Work to be completed
Drop every picture, then transcribe the remaining data exactly.

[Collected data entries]
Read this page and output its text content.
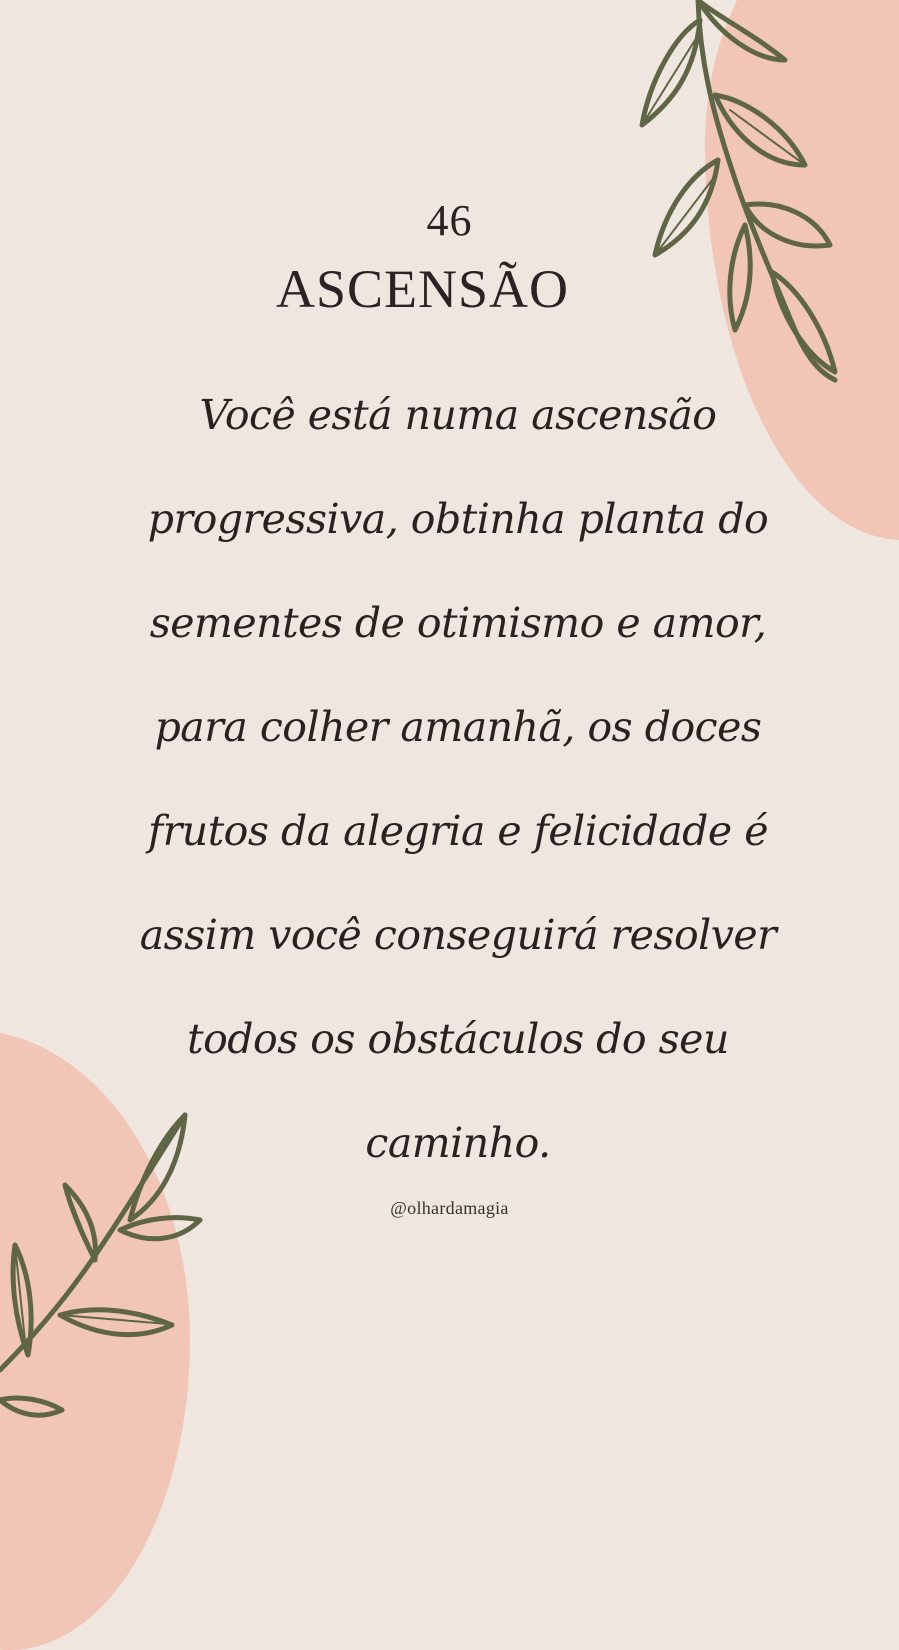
46
ASCENSÃO

Você está numa ascensão
progressiva, obtinha planta do
sementes de otimismo e amor,
para colher amanhã, os doces
frutos da alegria e felicidade é
assim você conseguirá resolver
todos os obstáculos do seu
caminho.

@olhardamagia
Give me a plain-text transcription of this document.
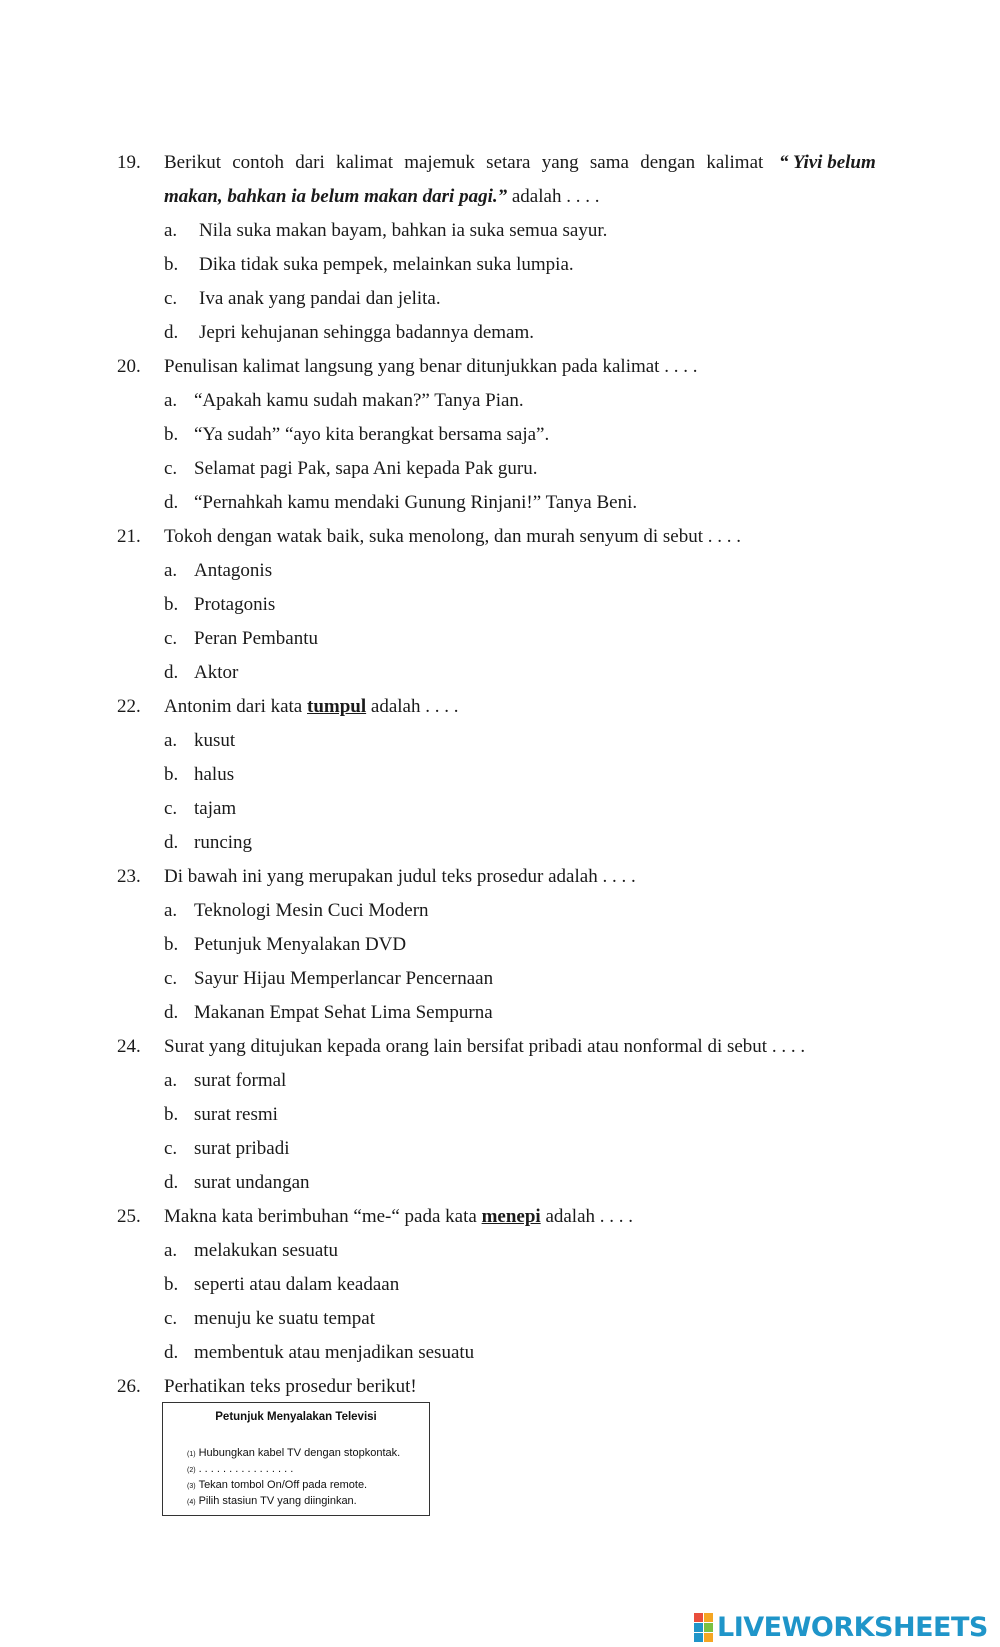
19. Berikut contoh dari kalimat majemuk setara yang sama dengan kalimat “ Yivi belum
makan, bahkan ia belum makan dari pagi.” adalah . . . .
a. Nila suka makan bayam, bahkan ia suka semua sayur.
b. Dika tidak suka pempek, melainkan suka lumpia.
c. Iva anak yang pandai dan jelita.
d. Jepri kehujanan sehingga badannya demam.
20. Penulisan kalimat langsung yang benar ditunjukkan pada kalimat . . . .
a. “Apakah kamu sudah makan?” Tanya Pian.
b. “Ya sudah” “ayo kita berangkat bersama saja”.
c. Selamat pagi Pak, sapa Ani kepada Pak guru.
d. “Pernahkah kamu mendaki Gunung Rinjani!” Tanya Beni.
21. Tokoh dengan watak baik, suka menolong, dan murah senyum di sebut . . . .
a. Antagonis
b. Protagonis
c. Peran Pembantu
d. Aktor
22. Antonim dari kata tumpul adalah . . . .
a. kusut
b. halus
c. tajam
d. runcing
23. Di bawah ini yang merupakan judul teks prosedur adalah . . . .
a. Teknologi Mesin Cuci Modern
b. Petunjuk Menyalakan DVD
c. Sayur Hijau Memperlancar Pencernaan
d. Makanan Empat Sehat Lima Sempurna
24. Surat yang ditujukan kepada orang lain bersifat pribadi atau nonformal di sebut . . . .
a. surat formal
b. surat resmi
c. surat pribadi
d. surat undangan
25. Makna kata berimbuhan “me-“ pada kata menepi adalah . . . .
a. melakukan sesuatu
b. seperti atau dalam keadaan
c. menuju ke suatu tempat
d. membentuk atau menjadikan sesuatu
26. Perhatikan teks prosedur berikut!
Petunjuk Menyalakan Televisi
(1) Hubungkan kabel TV dengan stopkontak.
(2) . . . . . . . . . . . . . . . .
(3) Tekan tombol On/Off pada remote.
(4) Pilih stasiun TV yang diinginkan.
LIVEWORKSHEETS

Response to the exercise
Read this page and output its text content.
46
ASCENSÃO

Você está numa ascensão
progressiva, obtinha planta do
sementes de otimismo e amor,
para colher amanhã, os doces
frutos da alegria e felicidade é
assim você conseguirá resolver
todos os obstáculos do seu
caminho.

@olhardamagia
Give me a plain-text transcription of this document.
19. Berikut contoh dari kalimat majemuk setara yang sama dengan kalimat “ Yivi belum
makan, bahkan ia belum makan dari pagi.” adalah . . . .
a. Nila suka makan bayam, bahkan ia suka semua sayur.
b. Dika tidak suka pempek, melainkan suka lumpia.
c. Iva anak yang pandai dan jelita.
d. Jepri kehujanan sehingga badannya demam.
20. Penulisan kalimat langsung yang benar ditunjukkan pada kalimat . . . .
a. “Apakah kamu sudah makan?” Tanya Pian.
b. “Ya sudah” “ayo kita berangkat bersama saja”.
c. Selamat pagi Pak, sapa Ani kepada Pak guru.
d. “Pernahkah kamu mendaki Gunung Rinjani!” Tanya Beni.
21. Tokoh dengan watak baik, suka menolong, dan murah senyum di sebut . . . .
a. Antagonis
b. Protagonis
c. Peran Pembantu
d. Aktor
22. Antonim dari kata tumpul adalah . . . .
a. kusut
b. halus
c. tajam
d. runcing
23. Di bawah ini yang merupakan judul teks prosedur adalah . . . .
a. Teknologi Mesin Cuci Modern
b. Petunjuk Menyalakan DVD
c. Sayur Hijau Memperlancar Pencernaan
d. Makanan Empat Sehat Lima Sempurna
24. Surat yang ditujukan kepada orang lain bersifat pribadi atau nonformal di sebut . . . .
a. surat formal
b. surat resmi
c. surat pribadi
d. surat undangan
25. Makna kata berimbuhan “me-“ pada kata menepi adalah . . . .
a. melakukan sesuatu
b. seperti atau dalam keadaan
c. menuju ke suatu tempat
d. membentuk atau menjadikan sesuatu
26. Perhatikan teks prosedur berikut!
Petunjuk Menyalakan Televisi
(1) Hubungkan kabel TV dengan stopkontak.
(2) . . . . . . . . . . . . . . . .
(3) Tekan tombol On/Off pada remote.
(4) Pilih stasiun TV yang diinginkan.
LIVEWORKSHEETS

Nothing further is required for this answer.